## START
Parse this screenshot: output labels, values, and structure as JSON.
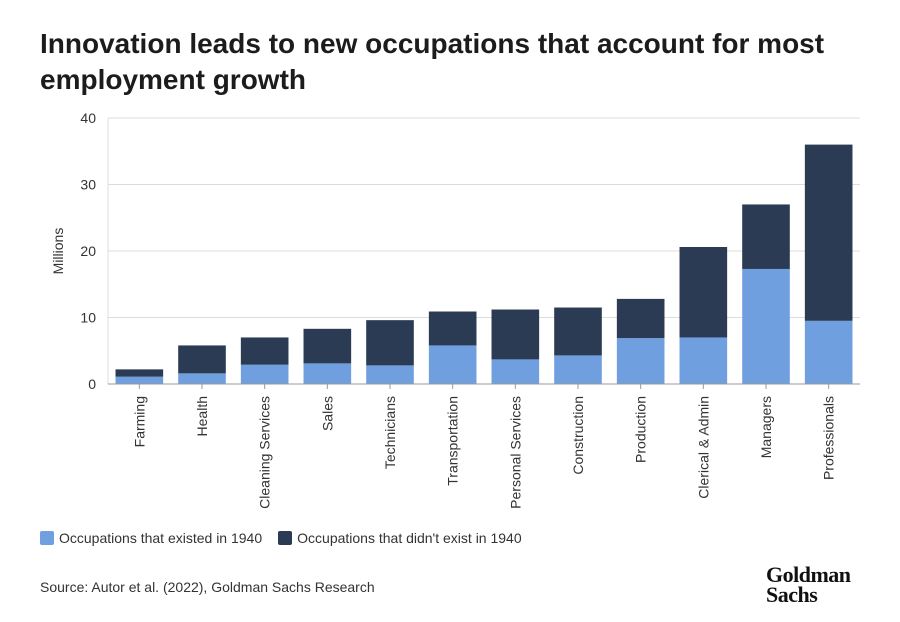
{
  "title": "Innovation leads to new occupations that account for most employment growth",
  "legend": {
    "existed_label": "Occupations that existed in 1940",
    "new_label": "Occupations that didn't exist in 1940"
  },
  "source": "Source: Autor et al. (2022), Goldman Sachs Research",
  "logo": {
    "line1": "Goldman",
    "line2": "Sachs"
  },
  "colors": {
    "existed": "#6f9fde",
    "new": "#2b3b54",
    "grid": "#dcdcdc",
    "axis": "#999999"
  },
  "chart_data": {
    "type": "bar",
    "stacked": true,
    "ylabel": "Millions",
    "ylim": [
      0,
      40
    ],
    "yticks": [
      0,
      10,
      20,
      30,
      40
    ],
    "grid": true,
    "legend_position": "bottom-left",
    "categories": [
      "Farming",
      "Health",
      "Cleaning Services",
      "Sales",
      "Technicians",
      "Transportation",
      "Personal Services",
      "Construction",
      "Production",
      "Clerical & Admin",
      "Managers",
      "Professionals"
    ],
    "series": [
      {
        "name": "Occupations that existed in 1940",
        "values": [
          1.1,
          1.6,
          2.9,
          3.1,
          2.8,
          5.8,
          3.7,
          4.3,
          6.9,
          7.0,
          17.3,
          9.5
        ]
      },
      {
        "name": "Occupations that didn't exist in 1940",
        "values": [
          1.1,
          4.2,
          4.1,
          5.2,
          6.8,
          5.1,
          7.5,
          7.2,
          5.9,
          13.6,
          9.7,
          26.5
        ]
      }
    ]
  }
}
## END
__DESCRIPTION OF THE TASK__. Using the listing, copy every line where the word "name" shows up.

__PROBLEM SOLUTION__.
        "name": "Occupations that existed in 1940",
        "name": "Occupations that didn't exist in 1940",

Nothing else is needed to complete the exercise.